### [Problem to work on]
Write out all of the entries that follow, word for word, but skip the pictures.

----

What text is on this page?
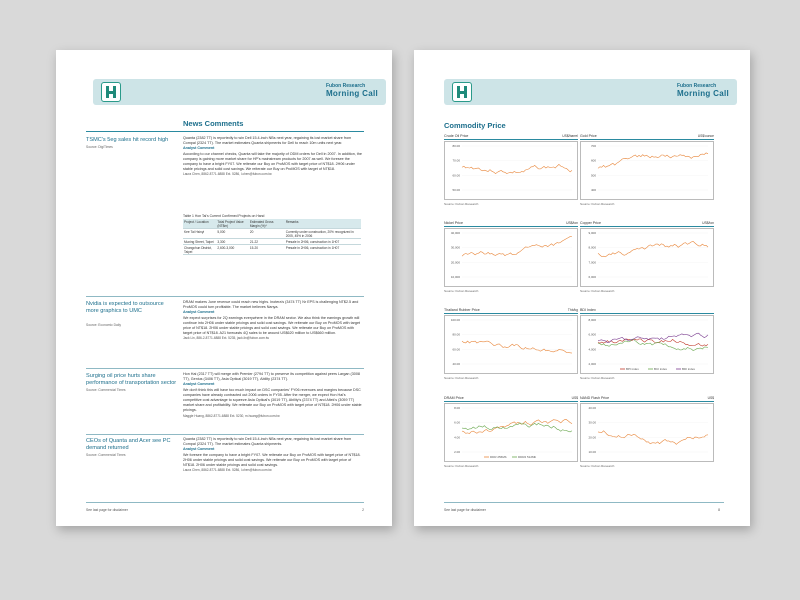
Fubon Research
Morning Call
News Comments
TSMC's 5eg sales hit record high
Source: DigiTimes
Quanta (2382 TT) is reportedly to win Dell 15.4-inch NBs next year, regaining its lost market share from Compal (2324 TT). The market estimates Quanta shipments for Dell to reach 10m units next year.
Analyst Comment
According to our channel checks, Quanta will take the majority of ODM orders for Dell in 2007. In addition, the company is gaining more market share for HP's mainstream products for 2007 as well. We foresee the company to have a bright FY07. We reiterate our Buy on ProMOS with target price of NT$18. 2H06 under stable pricings and solid cost savings. We reiterate our Buy on ProMOS with target of NT$18.
Laura Chen, 8862-8771-6888 Ext. 5286, l.chen@fubon.com.tw
Table 1 Hon Tai's Current Confirmed Projects on Hand
Project / Location	Total Project Value (NT$m)	Estimated Gross Margin (%)*	Remarks
Kee Tai Hsinyi	5,000	20	Currently under construction, 20% recognized in 2005, 45% in 2006
Muxing Street, Taipei	3,300	21-22	Presale in 2H06, construction in 1H07
Changchun District, Taipei	2,600-3,000	15-20	Presale in 2H06, construction in 1H07
Nvidia is expected to outsource more graphics to UMC
Source: Economic Daily
DRAM makers June revenue could reach new highs. Inotera's (3474 TT) Nr EPS is challenging NT$2.5 and ProMOS could turn profitable. The market believes Nanya.
Analyst Comment
We expect surprises for 2Q earnings everywhere in the DRAM sector. We also think the earnings growth will continue into 2H06 under stable pricings and solid cost savings. We reiterate our Buy on ProMOS with target price of NT$18. 2H06 under stable pricings and solid cost savings. We reiterate our Buy on ProMOS with target price of NT$18. A21 forecasts 4Q sales to be around US$620 million to US$660 million.
Jack Lin, 886-2-8771-6888 Ext. 5235, jack.lin@fubon.com.tw
Surging oil price hurts share performance of transportation sector
Source: Commercial Times
Hon Hai (2317 TT) will merge with Premier (2794 TT) to preserve its competition against peers Largan (3008 TT), Genius (3406 TT), Asia Optical (3019 TT), Ability (2374 TT).
Analyst Comment
We don't think this will have too much impact on DSC companies' FY06 revenues and margins because DSC companies have already contracted out 2006 orders in FY05. After the merger, we expect Hon Hai's competitive cost advantage to squeeze Asia Optical's (3019 TT), Ability's (2374 TT) and Altek's (3059 TT) market share and profitability. We reiterate our Buy on ProMOS with target price of NT$18. 2H06 under stable pricings.
Maggie Huang, 8862-8771-6888 Ext. 5230, m.huang@fubon.com.tw
CEOs of Quanta and Acer see PC demand returned
Source: Commercial Times
Quanta (2382 TT) is reportedly to win Dell 15.4-inch NBs next year, regaining its lost market share from Compal (2324 TT). The market estimates Quanta shipments.
Analyst Comment
We foresee the company to have a bright FY07. We reiterate our Buy on ProMOS with target price of NT$18. 2H06 under stable pricings and solid cost savings. We reiterate our Buy on ProMOS with target price of NT$18. 2H06 under stable pricings and solid cost savings.
Laura Chen, 8862-8771-6888 Ext. 5286, l.chen@fubon.com.tw
See last page for disclaimer	2
Fubon Research
Morning Call
Commodity Price
Crude Oil Price	US$/barrel
Source: Fubon Research
80.00
70.00
60.00
50.00
Gold Price	US$/ounce
Source: Fubon Research
700
600
500
400
Nickel Price	US$/ton
Source: Fubon Research
40,000
30,000
20,000
10,000
Copper Price	US$/ton
Source: Fubon Research
9,000
8,000
7,000
6,000
Thailand Rubber Price	Thb/kg
Source: Fubon Research
100.00
80.00
60.00
40.00
BDI Index
Source: Fubon Research
8,000
6,000
4,000
2,000
BPI index	BCI index	BDI index
DRAM Price	US$
Source: Fubon Research
8.00
6.00
4.00
2.00
DDR 256Mb	DDR2 512Mb
NAND Flash Price	US$
Source: Fubon Research
40.00
30.00
20.00
10.00
See last page for disclaimer	8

----

### [Solution below]
What text is on this page?
Fubon Research
Morning Call
News Comments
TSMC's 5eg sales hit record high
Source: DigiTimes
Quanta (2382 TT) is reportedly to win Dell 15.4-inch NBs next year, regaining its lost market share from Compal (2324 TT). The market estimates Quanta shipments for Dell to reach 10m units next year.
Analyst Comment
According to our channel checks, Quanta will take the majority of ODM orders for Dell in 2007. In addition, the company is gaining more market share for HP's mainstream products for 2007 as well. We foresee the company to have a bright FY07. We reiterate our Buy on ProMOS with target price of NT$18. 2H06 under stable pricings and solid cost savings. We reiterate our Buy on ProMOS with target of NT$18.
Laura Chen, 8862-8771-6888 Ext. 5286, l.chen@fubon.com.tw
Table 1 Hon Tai's Current Confirmed Projects on Hand
Project / Location	Total Project Value (NT$m)	Estimated Gross Margin (%)*	Remarks
Kee Tai Hsinyi	5,000	20	Currently under construction, 20% recognized in 2005, 45% in 2006
Muxing Street, Taipei	3,300	21-22	Presale in 2H06, construction in 1H07
Changchun District, Taipei	2,600-3,000	15-20	Presale in 2H06, construction in 1H07
Nvidia is expected to outsource more graphics to UMC
Source: Economic Daily
DRAM makers June revenue could reach new highs. Inotera's (3474 TT) Nr EPS is challenging NT$2.5 and ProMOS could turn profitable. The market believes Nanya.
Analyst Comment
We expect surprises for 2Q earnings everywhere in the DRAM sector. We also think the earnings growth will continue into 2H06 under stable pricings and solid cost savings. We reiterate our Buy on ProMOS with target price of NT$18. 2H06 under stable pricings and solid cost savings. We reiterate our Buy on ProMOS with target price of NT$18. A21 forecasts 4Q sales to be around US$620 million to US$660 million.
Jack Lin, 886-2-8771-6888 Ext. 5235, jack.lin@fubon.com.tw
Surging oil price hurts share performance of transportation sector
Source: Commercial Times
Hon Hai (2317 TT) will merge with Premier (2794 TT) to preserve its competition against peers Largan (3008 TT), Genius (3406 TT), Asia Optical (3019 TT), Ability (2374 TT).
Analyst Comment
We don't think this will have too much impact on DSC companies' FY06 revenues and margins because DSC companies have already contracted out 2006 orders in FY05. After the merger, we expect Hon Hai's competitive cost advantage to squeeze Asia Optical's (3019 TT), Ability's (2374 TT) and Altek's (3059 TT) market share and profitability. We reiterate our Buy on ProMOS with target price of NT$18. 2H06 under stable pricings.
Maggie Huang, 8862-8771-6888 Ext. 5230, m.huang@fubon.com.tw
CEOs of Quanta and Acer see PC demand returned
Source: Commercial Times
Quanta (2382 TT) is reportedly to win Dell 15.4-inch NBs next year, regaining its lost market share from Compal (2324 TT). The market estimates Quanta shipments.
Analyst Comment
We foresee the company to have a bright FY07. We reiterate our Buy on ProMOS with target price of NT$18. 2H06 under stable pricings and solid cost savings. We reiterate our Buy on ProMOS with target price of NT$18. 2H06 under stable pricings and solid cost savings.
Laura Chen, 8862-8771-6888 Ext. 5286, l.chen@fubon.com.tw
See last page for disclaimer	2
Fubon Research
Morning Call
Commodity Price
Crude Oil Price	US$/barrel
Source: Fubon Research
80.00
70.00
60.00
50.00
Gold Price	US$/ounce
Source: Fubon Research
700
600
500
400
Nickel Price	US$/ton
Source: Fubon Research
40,000
30,000
20,000
10,000
Copper Price	US$/ton
Source: Fubon Research
9,000
8,000
7,000
6,000
Thailand Rubber Price	Thb/kg
Source: Fubon Research
100.00
80.00
60.00
40.00
BDI Index
Source: Fubon Research
8,000
6,000
4,000
2,000
BPI index	BCI index	BDI index
DRAM Price	US$
Source: Fubon Research
8.00
6.00
4.00
2.00
DDR 256Mb	DDR2 512Mb
NAND Flash Price	US$
Source: Fubon Research
40.00
30.00
20.00
10.00
See last page for disclaimer	8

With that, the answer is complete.